- Problèmes à résoudre
[A] Reproduisez fidèlement le passage du texte sur les transistors MOSFET qui s'ouvre sur les mots « (french version English » et s'achève sur « température assez étroite). ».
[B] Résumez en deux phrases le texte sur les transistors MOSFET.
[C] D'après le texte sur les transistors MOSFET, de combien la résistivité décroît-elle à basse température dans ces « transistors extrêmes » ?

- Texte extrait
☆ ☆ ☆ ☆

En haut à gauche : diagramme de phase obtenu. La région blanche correspond au régime diffusif, la région rouge au régime isolant et la région bleue à un « métal » apparent. Les expériences des années 80 étaient situées dans le rouge alors que celles de Kravchenko 1994 explorent la région bleue. En bas et à droite : les trois courbes montrent des exemples de magnétorésistances pour 3 expériences différentes. Les points rouges correspondent aux champs magnétiques où nous prédisons la saturation de la résistivité, en excellent accord avec les observations expérimentales. En tout, huit jeux de courbes ont été analysés et montrent un accord quantitatif avec nos résultats ab-initio, tant pour les magnétorésistances que pour les dépendances en température. Le diagramme de phase correspond à quelques dizaines d’années de calcul sur un processeur récent.

(french version English version)

On pensait bien connaitre la physique des transistors, et en particulier celle de ceux qui peuplent par millions le cœur de nos ordinateurs, les MOSFETs au Silicium (Metal Oxyde Semi-conducteur Field Effect Transistor). Or, dès 1994 une nouvelle génération de MOSFETs à très haute mobilité a permis de réaliser des expériences où la densité électronique était extrêmement basse (Kravchenko et al 1994). Les expériences menées dans ces « transistors extrêmes » ont montré un comportement tout à fait spectaculaire : à basse température ils se comportent comme des métaux au lieu de l’isolant attendu. (Au lieu de diverger, la résistivité décroit d’un ordre de grandeur dans une fenêtre de température assez étroite).

Pas de métaux  à 2 dimensions.

Pour comprendre l’émoi que ces résultats expérimentaux ont suscité dans la communauté, il faut remonter au célèbre article sur la localisation  pour lequel P.W. Anderson a obtenu son prix Nobel en 1977 (voir article : Anderson 1958). Anderson y étudie l’effet d’un faible désordre dans les métaux et conclut qu’à très basse température (i.e. pour un système  quantiquement cohérent) les interférences multiples générées par ce désordre provoquaient une localisation des fonctions d’onde du métal, le rendant ainsi isolant. L’effet est particulièrement fort à une et deux dimensions (comme dans nos MOSFETs) où il était prédit qu’un petit désordre, même arbitrairement faible, suffisait à rendre le système isolant. Pendant deux décennies, la communauté a vérifié à la fois expérimentalement et théoriquement ce paradigme : pas de métaux à deux dimensions. En particulier le SPEC, à travers notamment les travaux de M. Sanquer et de J-L Pichard, a fortement contribué à l’étude de la localisation.

☆ ☆ ☆ ☆

- Entrées fournies
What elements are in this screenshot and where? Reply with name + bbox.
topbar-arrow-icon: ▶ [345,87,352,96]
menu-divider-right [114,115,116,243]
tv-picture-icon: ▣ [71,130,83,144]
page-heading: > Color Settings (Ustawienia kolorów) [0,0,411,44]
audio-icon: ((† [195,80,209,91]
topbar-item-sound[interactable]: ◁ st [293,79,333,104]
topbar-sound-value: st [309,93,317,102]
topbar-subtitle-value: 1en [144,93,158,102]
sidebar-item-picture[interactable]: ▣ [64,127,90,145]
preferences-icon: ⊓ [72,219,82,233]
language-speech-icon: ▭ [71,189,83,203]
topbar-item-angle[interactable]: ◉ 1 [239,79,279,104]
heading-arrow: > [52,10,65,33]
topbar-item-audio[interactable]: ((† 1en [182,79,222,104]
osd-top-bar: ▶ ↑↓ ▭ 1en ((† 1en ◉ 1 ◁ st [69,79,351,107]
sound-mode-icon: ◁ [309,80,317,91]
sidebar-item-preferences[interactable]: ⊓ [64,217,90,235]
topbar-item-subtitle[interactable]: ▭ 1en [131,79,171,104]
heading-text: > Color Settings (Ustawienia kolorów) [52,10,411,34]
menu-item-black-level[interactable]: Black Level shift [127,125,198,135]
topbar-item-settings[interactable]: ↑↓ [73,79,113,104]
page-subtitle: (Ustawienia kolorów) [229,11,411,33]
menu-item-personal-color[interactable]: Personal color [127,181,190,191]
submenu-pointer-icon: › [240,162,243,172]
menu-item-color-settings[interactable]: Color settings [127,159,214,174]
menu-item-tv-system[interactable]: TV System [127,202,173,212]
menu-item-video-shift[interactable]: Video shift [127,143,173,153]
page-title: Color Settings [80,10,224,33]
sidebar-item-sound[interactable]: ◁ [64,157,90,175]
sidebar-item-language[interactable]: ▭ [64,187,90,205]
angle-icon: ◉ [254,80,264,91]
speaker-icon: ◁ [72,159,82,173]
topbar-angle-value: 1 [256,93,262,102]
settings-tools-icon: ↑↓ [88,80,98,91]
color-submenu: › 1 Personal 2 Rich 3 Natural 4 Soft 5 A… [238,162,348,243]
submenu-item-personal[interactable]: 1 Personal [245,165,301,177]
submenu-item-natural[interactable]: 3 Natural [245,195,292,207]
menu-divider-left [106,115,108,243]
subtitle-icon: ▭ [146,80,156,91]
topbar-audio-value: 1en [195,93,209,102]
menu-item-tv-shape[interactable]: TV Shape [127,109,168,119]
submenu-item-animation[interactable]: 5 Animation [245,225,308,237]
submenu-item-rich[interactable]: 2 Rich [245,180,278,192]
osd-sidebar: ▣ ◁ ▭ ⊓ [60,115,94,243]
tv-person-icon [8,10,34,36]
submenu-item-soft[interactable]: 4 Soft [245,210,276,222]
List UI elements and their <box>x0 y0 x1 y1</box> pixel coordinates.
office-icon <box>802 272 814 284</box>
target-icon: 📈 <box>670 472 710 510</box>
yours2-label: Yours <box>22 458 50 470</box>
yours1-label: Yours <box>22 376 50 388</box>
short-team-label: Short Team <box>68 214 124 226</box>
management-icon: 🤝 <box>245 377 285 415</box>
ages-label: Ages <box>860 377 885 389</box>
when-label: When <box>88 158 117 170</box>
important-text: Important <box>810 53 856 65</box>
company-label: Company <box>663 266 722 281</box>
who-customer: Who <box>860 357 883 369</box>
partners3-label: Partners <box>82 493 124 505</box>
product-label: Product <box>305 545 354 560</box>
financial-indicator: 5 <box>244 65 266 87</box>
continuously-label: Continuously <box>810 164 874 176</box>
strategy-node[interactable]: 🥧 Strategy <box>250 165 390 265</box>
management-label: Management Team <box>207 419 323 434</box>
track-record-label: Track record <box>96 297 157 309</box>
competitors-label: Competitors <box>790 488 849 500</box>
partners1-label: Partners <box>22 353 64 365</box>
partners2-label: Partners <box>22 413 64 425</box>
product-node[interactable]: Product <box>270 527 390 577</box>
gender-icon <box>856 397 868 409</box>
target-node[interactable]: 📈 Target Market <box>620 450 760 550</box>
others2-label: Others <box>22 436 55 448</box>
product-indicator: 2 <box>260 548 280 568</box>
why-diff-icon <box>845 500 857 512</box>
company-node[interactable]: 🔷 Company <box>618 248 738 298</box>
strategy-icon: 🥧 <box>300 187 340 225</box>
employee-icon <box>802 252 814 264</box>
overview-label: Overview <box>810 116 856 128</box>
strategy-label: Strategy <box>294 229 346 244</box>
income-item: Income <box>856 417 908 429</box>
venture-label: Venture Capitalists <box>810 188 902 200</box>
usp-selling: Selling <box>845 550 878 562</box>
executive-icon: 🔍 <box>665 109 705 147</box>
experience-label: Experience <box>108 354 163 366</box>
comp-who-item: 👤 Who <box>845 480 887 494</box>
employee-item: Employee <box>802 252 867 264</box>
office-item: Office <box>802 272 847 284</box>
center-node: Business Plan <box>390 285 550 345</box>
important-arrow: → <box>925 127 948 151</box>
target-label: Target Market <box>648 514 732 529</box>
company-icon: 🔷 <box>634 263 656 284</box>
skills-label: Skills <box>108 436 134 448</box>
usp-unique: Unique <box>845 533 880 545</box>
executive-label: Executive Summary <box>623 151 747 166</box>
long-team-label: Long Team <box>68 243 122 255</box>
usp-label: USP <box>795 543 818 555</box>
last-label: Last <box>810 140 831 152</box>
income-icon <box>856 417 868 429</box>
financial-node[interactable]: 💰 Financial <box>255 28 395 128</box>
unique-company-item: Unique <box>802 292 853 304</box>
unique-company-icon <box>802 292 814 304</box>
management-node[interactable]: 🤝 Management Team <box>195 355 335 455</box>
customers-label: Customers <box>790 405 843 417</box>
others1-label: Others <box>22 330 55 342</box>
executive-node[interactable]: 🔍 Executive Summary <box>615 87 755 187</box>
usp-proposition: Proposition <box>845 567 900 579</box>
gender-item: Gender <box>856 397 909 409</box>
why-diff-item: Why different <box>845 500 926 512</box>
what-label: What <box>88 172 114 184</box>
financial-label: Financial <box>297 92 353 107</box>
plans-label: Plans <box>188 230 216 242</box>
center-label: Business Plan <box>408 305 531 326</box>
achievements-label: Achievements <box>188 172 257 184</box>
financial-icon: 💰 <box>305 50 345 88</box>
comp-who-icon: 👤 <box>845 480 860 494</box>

☆ ☆ ☆ ☆

- Solutions des exercices
[A]
(french version English version)

On pensait bien connaitre la physique des transistors, et en particulier celle de ceux qui peuplent par millions le cœur de nos ordinateurs, les MOSFETs au Silicium (Metal Oxyde Semi-conducteur Field Effect Transistor). Or, dès 1994 une nouvelle génération de MOSFETs à très haute mobilité a permis de réaliser des expériences où la densité électronique était extrêmement basse (Kravchenko et al 1994). Les expériences menées dans ces « transistors extrêmes » ont montré un comportement tout à fait spectaculaire : à basse température ils se comportent comme des métaux au lieu de l’isolant attendu. (Au lieu de diverger, la résistivité décroit d’un ordre de grandeur dans une fenêtre de température assez étroite).

[B] Dès 1994, une nouvelle génération de MOSFETs au silicium à très haute mobilité a permis des expériences à densité électronique extrêmement basse, où ces transistors se comportent à basse température comme des métaux au lieu de l'isolant attendu. Ces résultats ont suscité l'émoi de la communauté, qui avait vérifié pendant deux décennies le paradigme issu des travaux d'Anderson sur la localisation : à deux dimensions, un désordre même arbitrairement faible suffit à rendre le système isolant, et il n'y a donc pas de métaux.

[C] Elle décroît d'un ordre de grandeur dans une fenêtre de température assez étroite.